Task: Print all records exactly, leaving nothing out.
====== Material ======
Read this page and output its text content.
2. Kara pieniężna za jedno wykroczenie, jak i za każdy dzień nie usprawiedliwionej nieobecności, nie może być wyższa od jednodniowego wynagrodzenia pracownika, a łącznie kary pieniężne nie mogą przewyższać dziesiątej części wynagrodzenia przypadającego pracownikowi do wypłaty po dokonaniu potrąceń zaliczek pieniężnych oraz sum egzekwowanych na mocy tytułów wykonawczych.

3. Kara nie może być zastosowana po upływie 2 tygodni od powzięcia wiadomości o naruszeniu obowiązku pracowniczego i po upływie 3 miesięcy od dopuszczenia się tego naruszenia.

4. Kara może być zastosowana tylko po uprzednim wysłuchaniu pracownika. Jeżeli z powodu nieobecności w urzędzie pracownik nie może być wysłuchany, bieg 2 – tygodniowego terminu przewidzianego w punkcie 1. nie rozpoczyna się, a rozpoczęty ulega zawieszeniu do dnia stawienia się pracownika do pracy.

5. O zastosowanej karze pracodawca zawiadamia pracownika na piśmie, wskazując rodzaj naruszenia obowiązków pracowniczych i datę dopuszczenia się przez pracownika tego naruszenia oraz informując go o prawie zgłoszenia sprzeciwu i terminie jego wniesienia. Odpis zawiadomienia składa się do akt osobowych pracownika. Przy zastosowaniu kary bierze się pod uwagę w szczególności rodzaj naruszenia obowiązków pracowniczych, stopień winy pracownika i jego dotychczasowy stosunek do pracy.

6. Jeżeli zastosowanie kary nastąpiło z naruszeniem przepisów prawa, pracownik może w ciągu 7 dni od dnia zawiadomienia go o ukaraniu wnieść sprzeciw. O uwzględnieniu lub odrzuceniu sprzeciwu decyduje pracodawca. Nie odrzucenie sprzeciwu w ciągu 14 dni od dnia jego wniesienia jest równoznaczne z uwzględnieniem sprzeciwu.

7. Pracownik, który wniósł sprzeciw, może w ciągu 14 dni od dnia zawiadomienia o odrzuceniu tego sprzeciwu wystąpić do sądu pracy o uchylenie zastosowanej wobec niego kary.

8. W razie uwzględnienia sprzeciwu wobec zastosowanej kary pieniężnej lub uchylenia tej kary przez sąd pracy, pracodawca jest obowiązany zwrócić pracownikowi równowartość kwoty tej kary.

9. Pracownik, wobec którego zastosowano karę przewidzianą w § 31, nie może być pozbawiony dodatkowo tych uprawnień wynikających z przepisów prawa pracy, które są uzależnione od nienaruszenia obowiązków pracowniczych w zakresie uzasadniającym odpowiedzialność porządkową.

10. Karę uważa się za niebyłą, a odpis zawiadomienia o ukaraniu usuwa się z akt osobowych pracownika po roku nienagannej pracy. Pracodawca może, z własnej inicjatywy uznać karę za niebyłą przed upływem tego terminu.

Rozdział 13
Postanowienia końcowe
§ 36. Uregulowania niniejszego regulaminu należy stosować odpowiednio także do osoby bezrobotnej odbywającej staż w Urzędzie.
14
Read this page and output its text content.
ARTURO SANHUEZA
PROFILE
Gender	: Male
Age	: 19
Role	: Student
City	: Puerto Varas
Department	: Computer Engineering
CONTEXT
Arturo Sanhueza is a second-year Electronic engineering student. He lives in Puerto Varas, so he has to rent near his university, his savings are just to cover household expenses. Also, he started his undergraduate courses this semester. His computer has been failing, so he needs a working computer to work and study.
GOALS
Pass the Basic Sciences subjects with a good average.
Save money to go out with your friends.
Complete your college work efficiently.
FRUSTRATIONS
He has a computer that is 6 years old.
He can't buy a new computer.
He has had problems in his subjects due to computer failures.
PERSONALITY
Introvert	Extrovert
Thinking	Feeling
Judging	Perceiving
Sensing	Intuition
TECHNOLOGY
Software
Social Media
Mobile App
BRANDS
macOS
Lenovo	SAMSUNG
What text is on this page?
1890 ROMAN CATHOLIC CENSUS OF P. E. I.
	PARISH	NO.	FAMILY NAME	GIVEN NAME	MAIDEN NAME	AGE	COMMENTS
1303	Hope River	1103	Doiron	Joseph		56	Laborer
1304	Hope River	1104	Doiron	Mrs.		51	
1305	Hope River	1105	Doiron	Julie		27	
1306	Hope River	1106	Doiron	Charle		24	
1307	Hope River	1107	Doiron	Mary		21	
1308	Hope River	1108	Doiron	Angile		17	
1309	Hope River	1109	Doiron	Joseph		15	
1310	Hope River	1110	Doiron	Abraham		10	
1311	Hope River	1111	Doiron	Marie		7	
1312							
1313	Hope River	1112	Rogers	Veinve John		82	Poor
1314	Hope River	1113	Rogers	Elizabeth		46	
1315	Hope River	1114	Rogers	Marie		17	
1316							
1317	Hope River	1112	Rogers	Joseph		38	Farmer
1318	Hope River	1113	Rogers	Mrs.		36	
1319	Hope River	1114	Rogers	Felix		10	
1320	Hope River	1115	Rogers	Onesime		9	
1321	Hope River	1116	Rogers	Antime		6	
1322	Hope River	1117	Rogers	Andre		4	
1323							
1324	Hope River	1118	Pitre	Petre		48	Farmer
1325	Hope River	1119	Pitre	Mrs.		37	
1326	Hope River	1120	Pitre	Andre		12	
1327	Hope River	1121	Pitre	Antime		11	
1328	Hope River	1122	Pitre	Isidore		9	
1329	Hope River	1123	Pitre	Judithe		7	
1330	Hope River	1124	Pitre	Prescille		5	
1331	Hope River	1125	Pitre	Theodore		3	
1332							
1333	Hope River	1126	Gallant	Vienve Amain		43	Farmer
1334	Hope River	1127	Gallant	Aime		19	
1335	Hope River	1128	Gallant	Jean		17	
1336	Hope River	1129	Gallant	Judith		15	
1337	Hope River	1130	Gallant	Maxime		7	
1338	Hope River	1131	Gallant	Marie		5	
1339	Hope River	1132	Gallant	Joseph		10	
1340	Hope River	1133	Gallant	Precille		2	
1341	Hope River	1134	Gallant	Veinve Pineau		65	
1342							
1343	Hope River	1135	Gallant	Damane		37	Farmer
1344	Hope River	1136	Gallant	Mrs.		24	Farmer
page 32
======
Response to the task:
Read this page and output its text content.
2. Kara pieniężna za jedno wykroczenie, jak i za każdy dzień nie usprawiedliwionej nieobecności, nie może być wyższa od jednodniowego wynagrodzenia pracownika, a łącznie kary pieniężne nie mogą przewyższać dziesiątej części wynagrodzenia przypadającego pracownikowi do wypłaty po dokonaniu potrąceń zaliczek pieniężnych oraz sum egzekwowanych na mocy tytułów wykonawczych.

3. Kara nie może być zastosowana po upływie 2 tygodni od powzięcia wiadomości o naruszeniu obowiązku pracowniczego i po upływie 3 miesięcy od dopuszczenia się tego naruszenia.

4. Kara może być zastosowana tylko po uprzednim wysłuchaniu pracownika. Jeżeli z powodu nieobecności w urzędzie pracownik nie może być wysłuchany, bieg 2 – tygodniowego terminu przewidzianego w punkcie 1. nie rozpoczyna się, a rozpoczęty ulega zawieszeniu do dnia stawienia się pracownika do pracy.

5. O zastosowanej karze pracodawca zawiadamia pracownika na piśmie, wskazując rodzaj naruszenia obowiązków pracowniczych i datę dopuszczenia się przez pracownika tego naruszenia oraz informując go o prawie zgłoszenia sprzeciwu i terminie jego wniesienia. Odpis zawiadomienia składa się do akt osobowych pracownika. Przy zastosowaniu kary bierze się pod uwagę w szczególności rodzaj naruszenia obowiązków pracowniczych, stopień winy pracownika i jego dotychczasowy stosunek do pracy.

6. Jeżeli zastosowanie kary nastąpiło z naruszeniem przepisów prawa, pracownik może w ciągu 7 dni od dnia zawiadomienia go o ukaraniu wnieść sprzeciw. O uwzględnieniu lub odrzuceniu sprzeciwu decyduje pracodawca. Nie odrzucenie sprzeciwu w ciągu 14 dni od dnia jego wniesienia jest równoznaczne z uwzględnieniem sprzeciwu.

7. Pracownik, który wniósł sprzeciw, może w ciągu 14 dni od dnia zawiadomienia o odrzuceniu tego sprzeciwu wystąpić do sądu pracy o uchylenie zastosowanej wobec niego kary.

8. W razie uwzględnienia sprzeciwu wobec zastosowanej kary pieniężnej lub uchylenia tej kary przez sąd pracy, pracodawca jest obowiązany zwrócić pracownikowi równowartość kwoty tej kary.

9. Pracownik, wobec którego zastosowano karę przewidzianą w § 31, nie może być pozbawiony dodatkowo tych uprawnień wynikających z przepisów prawa pracy, które są uzależnione od nienaruszenia obowiązków pracowniczych w zakresie uzasadniającym odpowiedzialność porządkową.

10. Karę uważa się za niebyłą, a odpis zawiadomienia o ukaraniu usuwa się z akt osobowych pracownika po roku nienagannej pracy. Pracodawca może, z własnej inicjatywy uznać karę za niebyłą przed upływem tego terminu.

Rozdział 13
Postanowienia końcowe
§ 36. Uregulowania niniejszego regulaminu należy stosować odpowiednio także do osoby bezrobotnej odbywającej staż w Urzędzie.
14
Read this page and output its text content.
ARTURO SANHUEZA
PROFILE
Gender	: Male
Age	: 19
Role	: Student
City	: Puerto Varas
Department	: Computer Engineering
CONTEXT
Arturo Sanhueza is a second-year Electronic engineering student. He lives in Puerto Varas, so he has to rent near his university, his savings are just to cover household expenses. Also, he started his undergraduate courses this semester. His computer has been failing, so he needs a working computer to work and study.
GOALS
Pass the Basic Sciences subjects with a good average.
Save money to go out with your friends.
Complete your college work efficiently.
FRUSTRATIONS
He has a computer that is 6 years old.
He can't buy a new computer.
He has had problems in his subjects due to computer failures.
PERSONALITY
Introvert	Extrovert
Thinking	Feeling
Judging	Perceiving
Sensing	Intuition
TECHNOLOGY
Software
Social Media
Mobile App
BRANDS
macOS
Lenovo	SAMSUNG
What text is on this page?
1890 ROMAN CATHOLIC CENSUS OF P. E. I.
	PARISH	NO.	FAMILY NAME	GIVEN NAME	MAIDEN NAME	AGE	COMMENTS
1303	Hope River	1103	Doiron	Joseph		56	Laborer
1304	Hope River	1104	Doiron	Mrs.		51	
1305	Hope River	1105	Doiron	Julie		27	
1306	Hope River	1106	Doiron	Charle		24	
1307	Hope River	1107	Doiron	Mary		21	
1308	Hope River	1108	Doiron	Angile		17	
1309	Hope River	1109	Doiron	Joseph		15	
1310	Hope River	1110	Doiron	Abraham		10	
1311	Hope River	1111	Doiron	Marie		7	
1312							
1313	Hope River	1112	Rogers	Veinve John		82	Poor
1314	Hope River	1113	Rogers	Elizabeth		46	
1315	Hope River	1114	Rogers	Marie		17	
1316							
1317	Hope River	1112	Rogers	Joseph		38	Farmer
1318	Hope River	1113	Rogers	Mrs.		36	
1319	Hope River	1114	Rogers	Felix		10	
1320	Hope River	1115	Rogers	Onesime		9	
1321	Hope River	1116	Rogers	Antime		6	
1322	Hope River	1117	Rogers	Andre		4	
1323							
1324	Hope River	1118	Pitre	Petre		48	Farmer
1325	Hope River	1119	Pitre	Mrs.		37	
1326	Hope River	1120	Pitre	Andre		12	
1327	Hope River	1121	Pitre	Antime		11	
1328	Hope River	1122	Pitre	Isidore		9	
1329	Hope River	1123	Pitre	Judithe		7	
1330	Hope River	1124	Pitre	Prescille		5	
1331	Hope River	1125	Pitre	Theodore		3	
1332							
1333	Hope River	1126	Gallant	Vienve Amain		43	Farmer
1334	Hope River	1127	Gallant	Aime		19	
1335	Hope River	1128	Gallant	Jean		17	
1336	Hope River	1129	Gallant	Judith		15	
1337	Hope River	1130	Gallant	Maxime		7	
1338	Hope River	1131	Gallant	Marie		5	
1339	Hope River	1132	Gallant	Joseph		10	
1340	Hope River	1133	Gallant	Precille		2	
1341	Hope River	1134	Gallant	Veinve Pineau		65	
1342							
1343	Hope River	1135	Gallant	Damane		37	Farmer
1344	Hope River	1136	Gallant	Mrs.		24	Farmer
page 32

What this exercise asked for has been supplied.